>> begin DATA SECTION
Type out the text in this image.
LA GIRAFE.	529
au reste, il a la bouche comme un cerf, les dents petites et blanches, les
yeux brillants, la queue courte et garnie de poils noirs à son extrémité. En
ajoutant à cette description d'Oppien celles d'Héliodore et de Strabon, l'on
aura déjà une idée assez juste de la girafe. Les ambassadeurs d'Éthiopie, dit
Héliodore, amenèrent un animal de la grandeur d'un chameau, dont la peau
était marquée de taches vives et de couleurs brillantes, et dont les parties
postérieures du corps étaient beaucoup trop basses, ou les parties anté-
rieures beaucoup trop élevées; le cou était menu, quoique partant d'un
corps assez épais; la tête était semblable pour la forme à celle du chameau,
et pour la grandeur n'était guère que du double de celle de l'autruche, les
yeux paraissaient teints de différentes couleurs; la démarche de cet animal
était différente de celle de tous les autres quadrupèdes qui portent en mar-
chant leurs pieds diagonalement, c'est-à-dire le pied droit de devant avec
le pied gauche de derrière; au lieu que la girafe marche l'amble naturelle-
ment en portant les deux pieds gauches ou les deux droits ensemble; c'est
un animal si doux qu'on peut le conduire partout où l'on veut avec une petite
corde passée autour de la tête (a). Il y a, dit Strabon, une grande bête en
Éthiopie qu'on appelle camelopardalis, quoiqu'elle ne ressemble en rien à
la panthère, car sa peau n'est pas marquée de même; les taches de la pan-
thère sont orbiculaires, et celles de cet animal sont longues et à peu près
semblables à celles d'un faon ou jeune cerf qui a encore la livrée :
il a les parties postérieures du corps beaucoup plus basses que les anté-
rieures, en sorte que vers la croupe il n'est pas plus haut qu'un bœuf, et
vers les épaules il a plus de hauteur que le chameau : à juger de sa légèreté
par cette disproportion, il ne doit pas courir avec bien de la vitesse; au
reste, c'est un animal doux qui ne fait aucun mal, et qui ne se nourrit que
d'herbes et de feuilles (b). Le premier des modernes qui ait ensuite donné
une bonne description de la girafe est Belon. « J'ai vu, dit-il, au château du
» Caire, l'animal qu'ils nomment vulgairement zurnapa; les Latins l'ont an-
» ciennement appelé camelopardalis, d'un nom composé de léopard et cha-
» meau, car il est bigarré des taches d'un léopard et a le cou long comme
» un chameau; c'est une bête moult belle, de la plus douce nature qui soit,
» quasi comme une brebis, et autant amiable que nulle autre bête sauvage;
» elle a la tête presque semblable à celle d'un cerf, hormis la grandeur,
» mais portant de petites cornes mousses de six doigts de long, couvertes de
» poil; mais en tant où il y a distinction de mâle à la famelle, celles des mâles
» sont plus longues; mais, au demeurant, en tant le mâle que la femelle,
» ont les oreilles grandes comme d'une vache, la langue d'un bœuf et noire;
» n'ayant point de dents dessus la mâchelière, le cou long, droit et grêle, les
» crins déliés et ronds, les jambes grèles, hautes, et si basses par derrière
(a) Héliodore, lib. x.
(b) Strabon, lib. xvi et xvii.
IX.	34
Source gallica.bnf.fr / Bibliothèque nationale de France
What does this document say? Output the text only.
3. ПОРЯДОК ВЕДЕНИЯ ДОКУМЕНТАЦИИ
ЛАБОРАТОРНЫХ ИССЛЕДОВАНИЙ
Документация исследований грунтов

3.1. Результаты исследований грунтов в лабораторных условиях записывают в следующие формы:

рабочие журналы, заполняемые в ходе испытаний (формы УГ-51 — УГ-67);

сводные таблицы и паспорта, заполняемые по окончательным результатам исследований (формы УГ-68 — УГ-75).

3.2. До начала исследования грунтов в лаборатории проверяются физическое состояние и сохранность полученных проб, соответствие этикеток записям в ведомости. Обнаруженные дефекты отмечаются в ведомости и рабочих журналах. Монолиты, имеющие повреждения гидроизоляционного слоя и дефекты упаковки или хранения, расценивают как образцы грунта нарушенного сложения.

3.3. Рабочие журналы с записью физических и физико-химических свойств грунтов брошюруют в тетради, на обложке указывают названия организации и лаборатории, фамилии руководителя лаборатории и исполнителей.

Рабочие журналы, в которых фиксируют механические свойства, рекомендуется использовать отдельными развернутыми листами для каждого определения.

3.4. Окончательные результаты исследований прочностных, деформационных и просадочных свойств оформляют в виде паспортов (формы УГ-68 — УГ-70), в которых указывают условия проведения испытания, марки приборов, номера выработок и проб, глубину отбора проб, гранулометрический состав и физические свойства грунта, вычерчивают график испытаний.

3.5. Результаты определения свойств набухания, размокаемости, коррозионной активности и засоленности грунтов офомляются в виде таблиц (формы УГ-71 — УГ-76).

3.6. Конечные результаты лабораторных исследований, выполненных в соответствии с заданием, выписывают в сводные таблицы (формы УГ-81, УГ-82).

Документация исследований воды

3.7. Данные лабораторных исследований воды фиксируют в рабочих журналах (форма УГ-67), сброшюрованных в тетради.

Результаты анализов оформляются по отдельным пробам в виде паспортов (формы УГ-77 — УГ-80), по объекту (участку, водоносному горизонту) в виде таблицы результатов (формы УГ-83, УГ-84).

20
>> end DATA SECTION
(GIVEN INSTRUCTION) Output the listing above word for word.

(REPLY)
Type out the text in this image.
LA GIRAFE.	529
au reste, il a la bouche comme un cerf, les dents petites et blanches, les
yeux brillants, la queue courte et garnie de poils noirs à son extrémité. En
ajoutant à cette description d'Oppien celles d'Héliodore et de Strabon, l'on
aura déjà une idée assez juste de la girafe. Les ambassadeurs d'Éthiopie, dit
Héliodore, amenèrent un animal de la grandeur d'un chameau, dont la peau
était marquée de taches vives et de couleurs brillantes, et dont les parties
postérieures du corps étaient beaucoup trop basses, ou les parties anté-
rieures beaucoup trop élevées; le cou était menu, quoique partant d'un
corps assez épais; la tête était semblable pour la forme à celle du chameau,
et pour la grandeur n'était guère que du double de celle de l'autruche, les
yeux paraissaient teints de différentes couleurs; la démarche de cet animal
était différente de celle de tous les autres quadrupèdes qui portent en mar-
chant leurs pieds diagonalement, c'est-à-dire le pied droit de devant avec
le pied gauche de derrière; au lieu que la girafe marche l'amble naturelle-
ment en portant les deux pieds gauches ou les deux droits ensemble; c'est
un animal si doux qu'on peut le conduire partout où l'on veut avec une petite
corde passée autour de la tête (a). Il y a, dit Strabon, une grande bête en
Éthiopie qu'on appelle camelopardalis, quoiqu'elle ne ressemble en rien à
la panthère, car sa peau n'est pas marquée de même; les taches de la pan-
thère sont orbiculaires, et celles de cet animal sont longues et à peu près
semblables à celles d'un faon ou jeune cerf qui a encore la livrée :
il a les parties postérieures du corps beaucoup plus basses que les anté-
rieures, en sorte que vers la croupe il n'est pas plus haut qu'un bœuf, et
vers les épaules il a plus de hauteur que le chameau : à juger de sa légèreté
par cette disproportion, il ne doit pas courir avec bien de la vitesse; au
reste, c'est un animal doux qui ne fait aucun mal, et qui ne se nourrit que
d'herbes et de feuilles (b). Le premier des modernes qui ait ensuite donné
une bonne description de la girafe est Belon. « J'ai vu, dit-il, au château du
» Caire, l'animal qu'ils nomment vulgairement zurnapa; les Latins l'ont an-
» ciennement appelé camelopardalis, d'un nom composé de léopard et cha-
» meau, car il est bigarré des taches d'un léopard et a le cou long comme
» un chameau; c'est une bête moult belle, de la plus douce nature qui soit,
» quasi comme une brebis, et autant amiable que nulle autre bête sauvage;
» elle a la tête presque semblable à celle d'un cerf, hormis la grandeur,
» mais portant de petites cornes mousses de six doigts de long, couvertes de
» poil; mais en tant où il y a distinction de mâle à la famelle, celles des mâles
» sont plus longues; mais, au demeurant, en tant le mâle que la femelle,
» ont les oreilles grandes comme d'une vache, la langue d'un bœuf et noire;
» n'ayant point de dents dessus la mâchelière, le cou long, droit et grêle, les
» crins déliés et ronds, les jambes grèles, hautes, et si basses par derrière
(a) Héliodore, lib. x.
(b) Strabon, lib. xvi et xvii.
IX.	34
Source gallica.bnf.fr / Bibliothèque nationale de France
What does this document say? Output the text only.
3. ПОРЯДОК ВЕДЕНИЯ ДОКУМЕНТАЦИИ
ЛАБОРАТОРНЫХ ИССЛЕДОВАНИЙ
Документация исследований грунтов

3.1. Результаты исследований грунтов в лабораторных условиях записывают в следующие формы:

рабочие журналы, заполняемые в ходе испытаний (формы УГ-51 — УГ-67);

сводные таблицы и паспорта, заполняемые по окончательным результатам исследований (формы УГ-68 — УГ-75).

3.2. До начала исследования грунтов в лаборатории проверяются физическое состояние и сохранность полученных проб, соответствие этикеток записям в ведомости. Обнаруженные дефекты отмечаются в ведомости и рабочих журналах. Монолиты, имеющие повреждения гидроизоляционного слоя и дефекты упаковки или хранения, расценивают как образцы грунта нарушенного сложения.

3.3. Рабочие журналы с записью физических и физико-химических свойств грунтов брошюруют в тетради, на обложке указывают названия организации и лаборатории, фамилии руководителя лаборатории и исполнителей.

Рабочие журналы, в которых фиксируют механические свойства, рекомендуется использовать отдельными развернутыми листами для каждого определения.

3.4. Окончательные результаты исследований прочностных, деформационных и просадочных свойств оформляют в виде паспортов (формы УГ-68 — УГ-70), в которых указывают условия проведения испытания, марки приборов, номера выработок и проб, глубину отбора проб, гранулометрический состав и физические свойства грунта, вычерчивают график испытаний.

3.5. Результаты определения свойств набухания, размокаемости, коррозионной активности и засоленности грунтов офомляются в виде таблиц (формы УГ-71 — УГ-76).

3.6. Конечные результаты лабораторных исследований, выполненных в соответствии с заданием, выписывают в сводные таблицы (формы УГ-81, УГ-82).

Документация исследований воды

3.7. Данные лабораторных исследований воды фиксируют в рабочих журналах (форма УГ-67), сброшюрованных в тетради.

Результаты анализов оформляются по отдельным пробам в виде паспортов (формы УГ-77 — УГ-80), по объекту (участку, водоносному горизонту) в виде таблицы результатов (формы УГ-83, УГ-84).

20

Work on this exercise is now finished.